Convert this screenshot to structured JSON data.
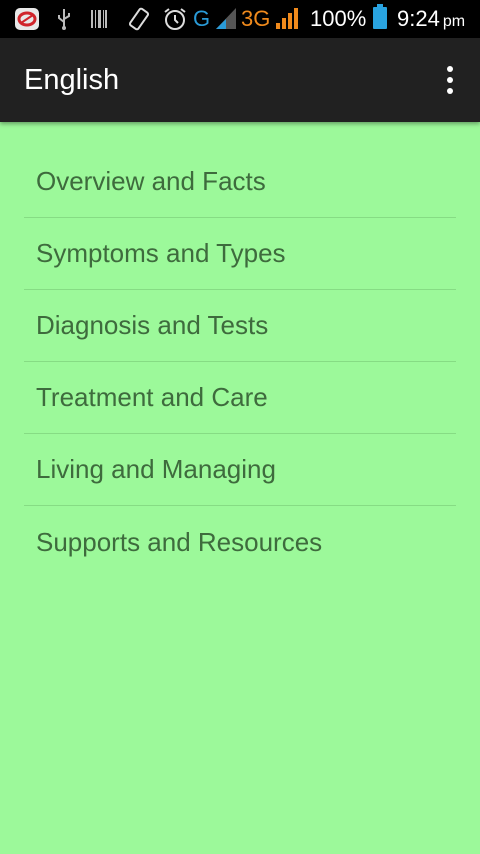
{
  "status_bar": {
    "network_type": "G",
    "network_type_2": "3G",
    "battery": "100%",
    "time": "9:24",
    "ampm": "pm",
    "icons": [
      "notification-app-icon",
      "usb-icon",
      "barcode-icon",
      "rotate-icon",
      "alarm-icon",
      "signal-icon",
      "signal-icon-2",
      "battery-icon"
    ],
    "colors": {
      "network_blue": "#2a9bd8",
      "network_orange": "#f08a1c",
      "battery": "#29a3e0"
    }
  },
  "app_bar": {
    "title": "English",
    "overflow_icon": "more-vert-icon"
  },
  "menu": {
    "items": [
      {
        "label": "Overview and Facts"
      },
      {
        "label": "Symptoms and Types"
      },
      {
        "label": "Diagnosis and Tests"
      },
      {
        "label": "Treatment and Care"
      },
      {
        "label": "Living and Managing"
      },
      {
        "label": "Supports and Resources"
      }
    ]
  },
  "colors": {
    "background": "#9cf99a",
    "app_bar": "#212121",
    "item_text": "#3e6b3d",
    "divider": "#86dc84"
  }
}
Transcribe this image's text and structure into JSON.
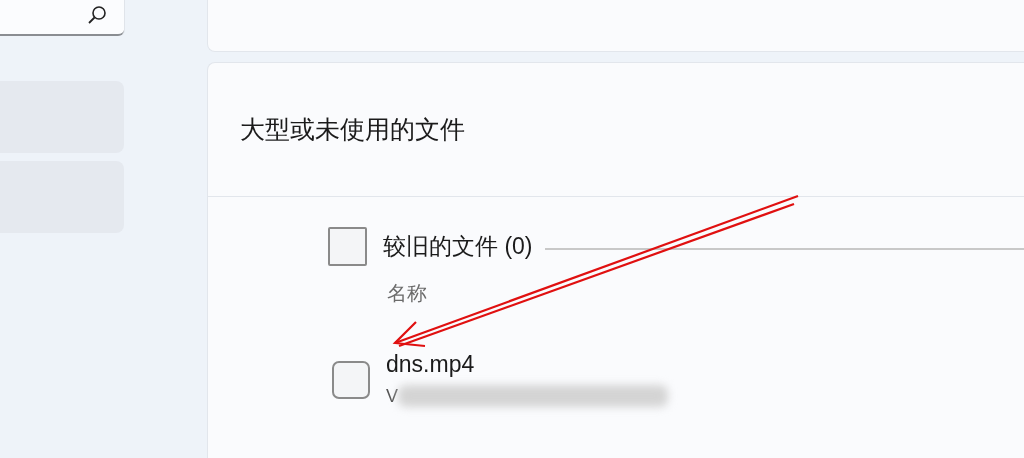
{
  "sidebar": {
    "search": {
      "kind": "search"
    },
    "items": [
      {
        "selected": false
      },
      {
        "selected": false
      }
    ]
  },
  "section": {
    "title": "大型或未使用的文件",
    "group": {
      "label": "较旧的文件 (0)",
      "checked": false,
      "column_header": "名称",
      "files": [
        {
          "name": "dns.mp4",
          "path": "V",
          "checked": false
        }
      ]
    }
  },
  "annotation": {
    "kind": "arrow"
  }
}
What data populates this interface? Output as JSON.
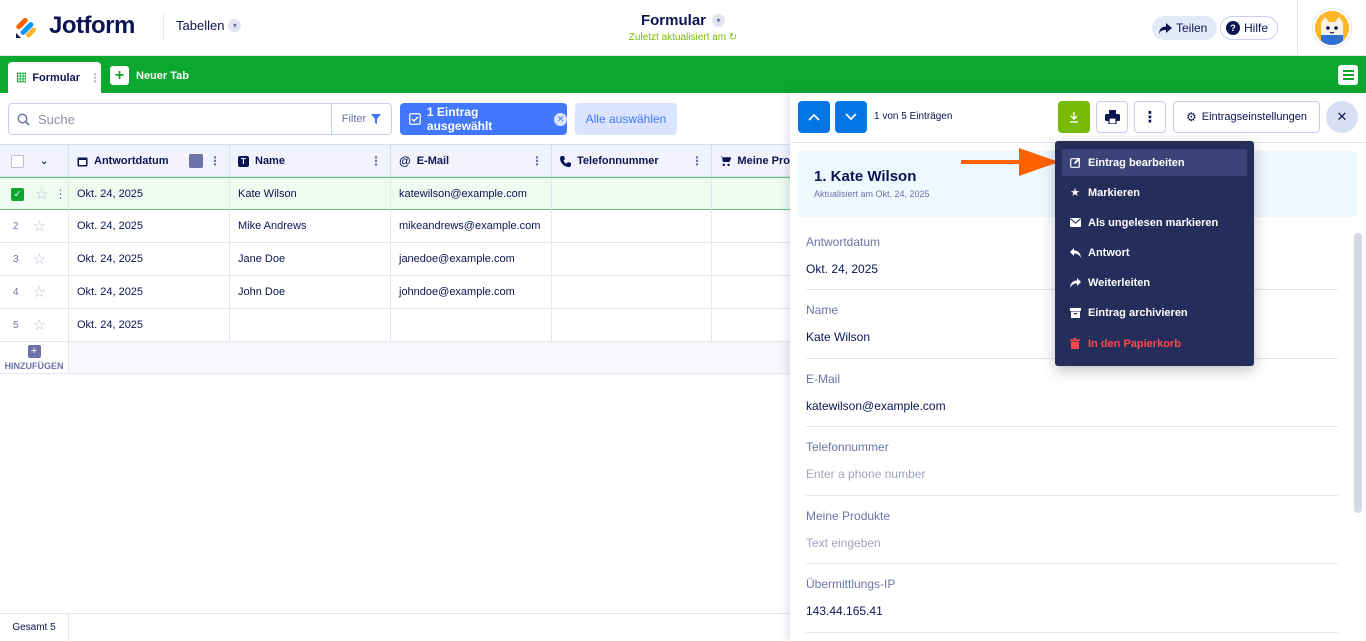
{
  "header": {
    "logo_text": "Jotform",
    "tables_label": "Tabellen",
    "form_title": "Formular",
    "last_updated": "Zuletzt aktualisiert am",
    "share_label": "Teilen",
    "help_label": "Hilfe"
  },
  "tabs": {
    "active_label": "Formular",
    "new_tab_label": "Neuer Tab"
  },
  "toolbar": {
    "search_placeholder": "Suche",
    "filter_label": "Filter",
    "selected_label": "1 Eintrag ausgewählt",
    "select_all_label": "Alle auswählen"
  },
  "table": {
    "columns": [
      "Antwortdatum",
      "Name",
      "E-Mail",
      "Telefonnummer",
      "Meine Pro"
    ],
    "rows": [
      {
        "num": "",
        "date": "Okt. 24, 2025",
        "name": "Kate Wilson",
        "email": "katewilson@example.com",
        "selected": true
      },
      {
        "num": "2",
        "date": "Okt. 24, 2025",
        "name": "Mike Andrews",
        "email": "mikeandrews@example.com",
        "selected": false
      },
      {
        "num": "3",
        "date": "Okt. 24, 2025",
        "name": "Jane Doe",
        "email": "janedoe@example.com",
        "selected": false
      },
      {
        "num": "4",
        "date": "Okt. 24, 2025",
        "name": "John Doe",
        "email": "johndoe@example.com",
        "selected": false
      },
      {
        "num": "5",
        "date": "Okt. 24, 2025",
        "name": "",
        "email": "",
        "selected": false
      }
    ],
    "add_label": "HINZUFÜGEN",
    "total_label": "Gesamt 5"
  },
  "panel": {
    "count_label": "1 von 5 Einträgen",
    "settings_label": "Eintragseinstellungen",
    "entry_title": "1. Kate Wilson",
    "entry_updated": "Aktualisiert am Okt. 24, 2025",
    "fields": [
      {
        "label": "Antwortdatum",
        "value": "Okt. 24, 2025",
        "placeholder": false
      },
      {
        "label": "Name",
        "value": "Kate Wilson",
        "placeholder": false
      },
      {
        "label": "E-Mail",
        "value": "katewilson@example.com",
        "placeholder": false
      },
      {
        "label": "Telefonnummer",
        "value": "Enter a phone number",
        "placeholder": true
      },
      {
        "label": "Meine Produkte",
        "value": "Text eingeben",
        "placeholder": true
      },
      {
        "label": "Übermittlungs-IP",
        "value": "143.44.165.41",
        "placeholder": false
      }
    ]
  },
  "menu": {
    "items": [
      {
        "label": "Eintrag bearbeiten",
        "icon": "edit-icon"
      },
      {
        "label": "Markieren",
        "icon": "star-icon"
      },
      {
        "label": "Als ungelesen markieren",
        "icon": "envelope-icon"
      },
      {
        "label": "Antwort",
        "icon": "reply-icon"
      },
      {
        "label": "Weiterleiten",
        "icon": "forward-icon"
      },
      {
        "label": "Eintrag archivieren",
        "icon": "archive-icon"
      },
      {
        "label": "In den Papierkorb",
        "icon": "trash-icon"
      }
    ]
  },
  "colors": {
    "brand_green": "#0ca72f",
    "primary_blue": "#0075e3",
    "chip_blue": "#4277ff",
    "menu_bg": "#252d5b",
    "danger_red": "#ff4948",
    "arrow_orange": "#ff6100"
  }
}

+ + + + + + +

CHALLENGE: Every line of the material is to be quoted exactly, with no pictures carried over.

RESULT:
Convert this screenshot to structured JSON data.
{
  "status_bar": {
    "network_type": "G",
    "network_type_2": "3G",
    "battery": "100%",
    "time": "9:24",
    "ampm": "pm",
    "icons": [
      "notification-app-icon",
      "usb-icon",
      "barcode-icon",
      "rotate-icon",
      "alarm-icon",
      "signal-icon",
      "signal-icon-2",
      "battery-icon"
    ],
    "colors": {
      "network_blue": "#2a9bd8",
      "network_orange": "#f08a1c",
      "battery": "#29a3e0"
    }
  },
  "app_bar": {
    "title": "English",
    "overflow_icon": "more-vert-icon"
  },
  "menu": {
    "items": [
      {
        "label": "Overview and Facts"
      },
      {
        "label": "Symptoms and Types"
      },
      {
        "label": "Diagnosis and Tests"
      },
      {
        "label": "Treatment and Care"
      },
      {
        "label": "Living and Managing"
      },
      {
        "label": "Supports and Resources"
      }
    ]
  },
  "colors": {
    "background": "#9cf99a",
    "app_bar": "#212121",
    "item_text": "#3e6b3d",
    "divider": "#86dc84"
  }
}
Transcribe this image's text and structure into JSON.
{
  "sidebar": {
    "search": {
      "kind": "search"
    },
    "items": [
      {
        "selected": false
      },
      {
        "selected": false
      }
    ]
  },
  "section": {
    "title": "大型或未使用的文件",
    "group": {
      "label": "较旧的文件 (0)",
      "checked": false,
      "column_header": "名称",
      "files": [
        {
          "name": "dns.mp4",
          "path": "V",
          "checked": false
        }
      ]
    }
  },
  "annotation": {
    "kind": "arrow"
  }
}
What data populates this interface? Output as JSON.
{
  "header": {
    "logo_text": "Jotform",
    "tables_label": "Tabellen",
    "form_title": "Formular",
    "last_updated": "Zuletzt aktualisiert am",
    "share_label": "Teilen",
    "help_label": "Hilfe"
  },
  "tabs": {
    "active_label": "Formular",
    "new_tab_label": "Neuer Tab"
  },
  "toolbar": {
    "search_placeholder": "Suche",
    "filter_label": "Filter",
    "selected_label": "1 Eintrag ausgewählt",
    "select_all_label": "Alle auswählen"
  },
  "table": {
    "columns": [
      "Antwortdatum",
      "Name",
      "E-Mail",
      "Telefonnummer",
      "Meine Pro"
    ],
    "rows": [
      {
        "num": "",
        "date": "Okt. 24, 2025",
        "name": "Kate Wilson",
        "email": "katewilson@example.com",
        "selected": true
      },
      {
        "num": "2",
        "date": "Okt. 24, 2025",
        "name": "Mike Andrews",
        "email": "mikeandrews@example.com",
        "selected": false
      },
      {
        "num": "3",
        "date": "Okt. 24, 2025",
        "name": "Jane Doe",
        "email": "janedoe@example.com",
        "selected": false
      },
      {
        "num": "4",
        "date": "Okt. 24, 2025",
        "name": "John Doe",
        "email": "johndoe@example.com",
        "selected": false
      },
      {
        "num": "5",
        "date": "Okt. 24, 2025",
        "name": "",
        "email": "",
        "selected": false
      }
    ],
    "add_label": "HINZUFÜGEN",
    "total_label": "Gesamt 5"
  },
  "panel": {
    "count_label": "1 von 5 Einträgen",
    "settings_label": "Eintragseinstellungen",
    "entry_title": "1. Kate Wilson",
    "entry_updated": "Aktualisiert am Okt. 24, 2025",
    "fields": [
      {
        "label": "Antwortdatum",
        "value": "Okt. 24, 2025",
        "placeholder": false
      },
      {
        "label": "Name",
        "value": "Kate Wilson",
        "placeholder": false
      },
      {
        "label": "E-Mail",
        "value": "katewilson@example.com",
        "placeholder": false
      },
      {
        "label": "Telefonnummer",
        "value": "Enter a phone number",
        "placeholder": true
      },
      {
        "label": "Meine Produkte",
        "value": "Text eingeben",
        "placeholder": true
      },
      {
        "label": "Übermittlungs-IP",
        "value": "143.44.165.41",
        "placeholder": false
      }
    ]
  },
  "menu": {
    "items": [
      {
        "label": "Eintrag bearbeiten",
        "icon": "edit-icon"
      },
      {
        "label": "Markieren",
        "icon": "star-icon"
      },
      {
        "label": "Als ungelesen markieren",
        "icon": "envelope-icon"
      },
      {
        "label": "Antwort",
        "icon": "reply-icon"
      },
      {
        "label": "Weiterleiten",
        "icon": "forward-icon"
      },
      {
        "label": "Eintrag archivieren",
        "icon": "archive-icon"
      },
      {
        "label": "In den Papierkorb",
        "icon": "trash-icon"
      }
    ]
  },
  "colors": {
    "brand_green": "#0ca72f",
    "primary_blue": "#0075e3",
    "chip_blue": "#4277ff",
    "menu_bg": "#252d5b",
    "danger_red": "#ff4948",
    "arrow_orange": "#ff6100"
  }
}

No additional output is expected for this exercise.